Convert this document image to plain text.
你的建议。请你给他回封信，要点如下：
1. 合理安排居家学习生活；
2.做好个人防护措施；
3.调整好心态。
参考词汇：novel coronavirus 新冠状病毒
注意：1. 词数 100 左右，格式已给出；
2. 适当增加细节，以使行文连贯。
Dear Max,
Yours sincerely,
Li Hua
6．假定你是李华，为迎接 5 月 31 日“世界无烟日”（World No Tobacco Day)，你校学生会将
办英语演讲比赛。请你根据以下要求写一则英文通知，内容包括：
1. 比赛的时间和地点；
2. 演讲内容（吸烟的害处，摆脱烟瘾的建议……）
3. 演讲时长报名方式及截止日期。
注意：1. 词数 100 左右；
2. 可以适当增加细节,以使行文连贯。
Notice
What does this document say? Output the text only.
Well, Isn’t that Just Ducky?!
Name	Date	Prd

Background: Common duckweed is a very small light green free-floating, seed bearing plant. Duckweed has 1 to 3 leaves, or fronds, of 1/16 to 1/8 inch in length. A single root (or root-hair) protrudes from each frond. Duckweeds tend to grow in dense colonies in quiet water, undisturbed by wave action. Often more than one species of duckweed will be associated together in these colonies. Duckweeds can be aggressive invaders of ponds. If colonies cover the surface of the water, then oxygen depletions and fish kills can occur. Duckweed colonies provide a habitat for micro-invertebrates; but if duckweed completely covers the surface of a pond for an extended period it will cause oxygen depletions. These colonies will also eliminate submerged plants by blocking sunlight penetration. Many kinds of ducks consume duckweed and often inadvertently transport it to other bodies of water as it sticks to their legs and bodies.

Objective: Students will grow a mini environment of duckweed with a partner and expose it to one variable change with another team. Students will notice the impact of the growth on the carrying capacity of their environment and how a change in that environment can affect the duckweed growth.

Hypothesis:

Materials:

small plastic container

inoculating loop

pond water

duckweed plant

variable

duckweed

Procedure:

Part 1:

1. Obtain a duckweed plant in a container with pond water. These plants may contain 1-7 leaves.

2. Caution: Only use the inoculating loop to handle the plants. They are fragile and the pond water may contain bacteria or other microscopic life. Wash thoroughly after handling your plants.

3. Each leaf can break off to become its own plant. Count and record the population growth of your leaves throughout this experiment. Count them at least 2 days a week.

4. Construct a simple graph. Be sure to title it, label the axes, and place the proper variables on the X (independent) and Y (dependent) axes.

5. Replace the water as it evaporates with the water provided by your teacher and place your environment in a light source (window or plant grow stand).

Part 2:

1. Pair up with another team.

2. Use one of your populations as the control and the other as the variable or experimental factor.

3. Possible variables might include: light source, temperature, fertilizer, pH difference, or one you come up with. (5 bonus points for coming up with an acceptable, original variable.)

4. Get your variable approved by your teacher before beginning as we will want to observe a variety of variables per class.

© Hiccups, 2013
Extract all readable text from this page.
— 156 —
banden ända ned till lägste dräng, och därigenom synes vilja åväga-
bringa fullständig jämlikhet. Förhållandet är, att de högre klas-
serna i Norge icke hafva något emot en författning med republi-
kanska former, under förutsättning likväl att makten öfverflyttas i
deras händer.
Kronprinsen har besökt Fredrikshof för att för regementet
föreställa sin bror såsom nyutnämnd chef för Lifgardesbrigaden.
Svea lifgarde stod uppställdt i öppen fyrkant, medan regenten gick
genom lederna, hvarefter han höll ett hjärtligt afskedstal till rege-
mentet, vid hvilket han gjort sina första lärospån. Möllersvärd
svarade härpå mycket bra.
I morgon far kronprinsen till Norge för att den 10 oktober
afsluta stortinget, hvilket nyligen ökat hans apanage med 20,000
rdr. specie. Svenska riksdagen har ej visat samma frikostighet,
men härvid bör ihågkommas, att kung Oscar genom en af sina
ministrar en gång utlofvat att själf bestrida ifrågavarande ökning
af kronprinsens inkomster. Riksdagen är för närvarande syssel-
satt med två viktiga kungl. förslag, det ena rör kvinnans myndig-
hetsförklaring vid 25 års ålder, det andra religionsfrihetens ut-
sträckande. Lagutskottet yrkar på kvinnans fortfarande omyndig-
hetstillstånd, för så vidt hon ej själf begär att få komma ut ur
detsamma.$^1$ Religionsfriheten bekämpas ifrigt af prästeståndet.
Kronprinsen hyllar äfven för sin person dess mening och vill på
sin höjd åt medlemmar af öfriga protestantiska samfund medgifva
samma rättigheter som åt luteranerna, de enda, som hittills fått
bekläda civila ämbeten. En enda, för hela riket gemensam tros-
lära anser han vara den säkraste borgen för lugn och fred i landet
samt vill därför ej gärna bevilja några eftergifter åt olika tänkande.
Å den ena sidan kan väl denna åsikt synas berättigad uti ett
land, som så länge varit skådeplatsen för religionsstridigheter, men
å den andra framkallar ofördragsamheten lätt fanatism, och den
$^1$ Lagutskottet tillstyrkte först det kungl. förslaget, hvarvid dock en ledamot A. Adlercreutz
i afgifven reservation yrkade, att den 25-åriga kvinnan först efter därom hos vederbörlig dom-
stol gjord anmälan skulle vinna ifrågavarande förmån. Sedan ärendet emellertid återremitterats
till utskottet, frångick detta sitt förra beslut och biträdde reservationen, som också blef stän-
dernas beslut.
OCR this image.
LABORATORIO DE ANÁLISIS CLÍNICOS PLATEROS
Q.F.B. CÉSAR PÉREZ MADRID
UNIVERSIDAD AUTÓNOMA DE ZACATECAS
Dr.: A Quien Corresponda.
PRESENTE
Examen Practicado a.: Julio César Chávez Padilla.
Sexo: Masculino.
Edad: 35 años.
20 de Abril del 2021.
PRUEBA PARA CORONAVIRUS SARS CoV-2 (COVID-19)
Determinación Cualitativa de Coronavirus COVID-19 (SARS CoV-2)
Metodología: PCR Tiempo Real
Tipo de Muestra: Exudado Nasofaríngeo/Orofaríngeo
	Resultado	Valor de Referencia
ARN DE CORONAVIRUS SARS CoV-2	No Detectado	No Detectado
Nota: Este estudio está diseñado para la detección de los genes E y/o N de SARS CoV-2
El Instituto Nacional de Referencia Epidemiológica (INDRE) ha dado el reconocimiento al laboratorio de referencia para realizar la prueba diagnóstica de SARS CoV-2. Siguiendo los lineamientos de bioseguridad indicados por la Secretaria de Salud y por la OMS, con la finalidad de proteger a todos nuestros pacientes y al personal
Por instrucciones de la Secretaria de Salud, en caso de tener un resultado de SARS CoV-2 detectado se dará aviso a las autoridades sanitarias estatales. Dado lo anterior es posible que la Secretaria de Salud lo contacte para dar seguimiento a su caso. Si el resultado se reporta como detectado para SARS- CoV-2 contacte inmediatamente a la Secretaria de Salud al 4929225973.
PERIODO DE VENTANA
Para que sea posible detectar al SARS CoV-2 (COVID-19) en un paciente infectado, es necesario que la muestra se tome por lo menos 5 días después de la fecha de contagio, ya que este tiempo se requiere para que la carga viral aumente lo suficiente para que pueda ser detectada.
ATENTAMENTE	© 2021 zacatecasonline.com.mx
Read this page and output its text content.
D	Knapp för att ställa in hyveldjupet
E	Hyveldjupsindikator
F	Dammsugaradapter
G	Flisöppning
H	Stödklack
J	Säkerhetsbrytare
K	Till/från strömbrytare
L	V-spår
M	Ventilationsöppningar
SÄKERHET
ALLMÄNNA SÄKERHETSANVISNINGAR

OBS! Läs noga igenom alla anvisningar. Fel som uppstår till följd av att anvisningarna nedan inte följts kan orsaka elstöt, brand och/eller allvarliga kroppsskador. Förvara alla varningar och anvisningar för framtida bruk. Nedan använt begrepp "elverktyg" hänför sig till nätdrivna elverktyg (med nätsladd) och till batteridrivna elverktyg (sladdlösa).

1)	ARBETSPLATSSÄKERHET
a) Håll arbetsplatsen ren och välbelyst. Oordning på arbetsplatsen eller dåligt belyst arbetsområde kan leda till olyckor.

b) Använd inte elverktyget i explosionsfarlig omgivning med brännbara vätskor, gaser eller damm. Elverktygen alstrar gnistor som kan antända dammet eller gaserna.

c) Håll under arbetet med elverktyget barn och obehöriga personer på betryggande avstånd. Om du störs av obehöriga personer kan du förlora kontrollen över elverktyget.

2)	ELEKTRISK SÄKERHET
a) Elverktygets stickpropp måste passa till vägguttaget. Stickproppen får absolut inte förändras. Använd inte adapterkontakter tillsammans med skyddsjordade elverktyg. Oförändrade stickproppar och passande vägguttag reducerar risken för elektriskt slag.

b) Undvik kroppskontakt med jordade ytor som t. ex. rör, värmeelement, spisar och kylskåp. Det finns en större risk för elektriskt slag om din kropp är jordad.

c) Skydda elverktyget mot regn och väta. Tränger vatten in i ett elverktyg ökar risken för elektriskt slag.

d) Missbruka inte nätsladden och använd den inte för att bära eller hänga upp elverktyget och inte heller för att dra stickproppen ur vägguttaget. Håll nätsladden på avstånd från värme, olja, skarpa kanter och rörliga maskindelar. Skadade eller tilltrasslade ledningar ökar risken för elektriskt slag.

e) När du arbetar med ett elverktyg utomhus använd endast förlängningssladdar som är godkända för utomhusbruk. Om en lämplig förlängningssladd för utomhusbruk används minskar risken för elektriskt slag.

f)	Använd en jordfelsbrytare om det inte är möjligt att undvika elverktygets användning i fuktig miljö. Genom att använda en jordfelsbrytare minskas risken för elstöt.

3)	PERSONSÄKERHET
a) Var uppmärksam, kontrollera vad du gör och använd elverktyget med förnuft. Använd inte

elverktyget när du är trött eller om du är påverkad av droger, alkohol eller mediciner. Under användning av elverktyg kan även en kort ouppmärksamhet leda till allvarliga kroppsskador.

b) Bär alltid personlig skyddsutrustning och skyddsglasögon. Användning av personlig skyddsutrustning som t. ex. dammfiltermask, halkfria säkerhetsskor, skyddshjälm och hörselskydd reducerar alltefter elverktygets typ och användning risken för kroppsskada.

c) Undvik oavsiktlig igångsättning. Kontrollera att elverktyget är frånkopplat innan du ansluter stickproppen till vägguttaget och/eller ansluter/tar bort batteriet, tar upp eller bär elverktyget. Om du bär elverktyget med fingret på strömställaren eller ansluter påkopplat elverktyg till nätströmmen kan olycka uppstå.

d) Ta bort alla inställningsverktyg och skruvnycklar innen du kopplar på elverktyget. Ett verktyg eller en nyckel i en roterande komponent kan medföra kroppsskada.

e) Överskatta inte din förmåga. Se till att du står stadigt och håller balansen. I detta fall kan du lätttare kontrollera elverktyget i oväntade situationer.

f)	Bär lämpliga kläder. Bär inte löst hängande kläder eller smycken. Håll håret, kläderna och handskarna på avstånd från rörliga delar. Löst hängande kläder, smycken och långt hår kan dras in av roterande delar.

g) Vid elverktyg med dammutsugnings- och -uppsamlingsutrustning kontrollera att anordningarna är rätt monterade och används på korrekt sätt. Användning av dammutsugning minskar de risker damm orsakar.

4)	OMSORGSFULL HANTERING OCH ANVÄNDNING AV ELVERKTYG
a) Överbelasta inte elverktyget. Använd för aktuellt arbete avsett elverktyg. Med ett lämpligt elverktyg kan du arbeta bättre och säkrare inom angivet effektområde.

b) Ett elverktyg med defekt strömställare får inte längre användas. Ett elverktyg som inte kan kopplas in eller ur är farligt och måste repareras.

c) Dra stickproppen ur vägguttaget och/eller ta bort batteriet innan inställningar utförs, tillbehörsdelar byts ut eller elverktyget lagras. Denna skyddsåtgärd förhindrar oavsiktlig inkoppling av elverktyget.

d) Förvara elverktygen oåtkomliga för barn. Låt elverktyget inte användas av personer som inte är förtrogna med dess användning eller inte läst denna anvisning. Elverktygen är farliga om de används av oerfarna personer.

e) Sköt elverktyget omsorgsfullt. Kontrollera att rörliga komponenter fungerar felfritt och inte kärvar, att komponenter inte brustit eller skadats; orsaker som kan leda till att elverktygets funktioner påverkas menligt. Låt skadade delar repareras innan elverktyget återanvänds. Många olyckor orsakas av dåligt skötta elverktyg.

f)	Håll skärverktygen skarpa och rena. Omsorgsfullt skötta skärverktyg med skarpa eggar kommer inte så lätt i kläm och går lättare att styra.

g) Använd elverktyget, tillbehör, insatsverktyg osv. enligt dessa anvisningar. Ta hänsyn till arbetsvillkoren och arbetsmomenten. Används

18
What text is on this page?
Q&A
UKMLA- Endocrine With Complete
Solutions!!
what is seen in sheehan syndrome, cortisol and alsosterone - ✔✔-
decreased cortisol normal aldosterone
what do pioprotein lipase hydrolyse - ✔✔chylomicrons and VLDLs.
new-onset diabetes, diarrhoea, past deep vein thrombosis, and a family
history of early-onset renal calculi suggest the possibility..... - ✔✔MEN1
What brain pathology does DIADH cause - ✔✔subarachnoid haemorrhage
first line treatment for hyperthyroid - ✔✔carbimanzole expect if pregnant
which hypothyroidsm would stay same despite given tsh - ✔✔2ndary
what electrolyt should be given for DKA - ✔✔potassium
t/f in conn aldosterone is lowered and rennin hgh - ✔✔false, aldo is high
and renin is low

────────────────────

> REQUIRED WORK:
Beginning with the line that contains "What text is on this page?" and ending with the last line of the data above, return those lines exactly and nothing else.

> OUTPUT:
What text is on this page?
Q&A
UKMLA- Endocrine With Complete
Solutions!!
what is seen in sheehan syndrome, cortisol and alsosterone - ✔✔-
decreased cortisol normal aldosterone
what do pioprotein lipase hydrolyse - ✔✔chylomicrons and VLDLs.
new-onset diabetes, diarrhoea, past deep vein thrombosis, and a family
history of early-onset renal calculi suggest the possibility..... - ✔✔MEN1
What brain pathology does DIADH cause - ✔✔subarachnoid haemorrhage
first line treatment for hyperthyroid - ✔✔carbimanzole expect if pregnant
which hypothyroidsm would stay same despite given tsh - ✔✔2ndary
what electrolyt should be given for DKA - ✔✔potassium
t/f in conn aldosterone is lowered and rennin hgh - ✔✔false, aldo is high
and renin is low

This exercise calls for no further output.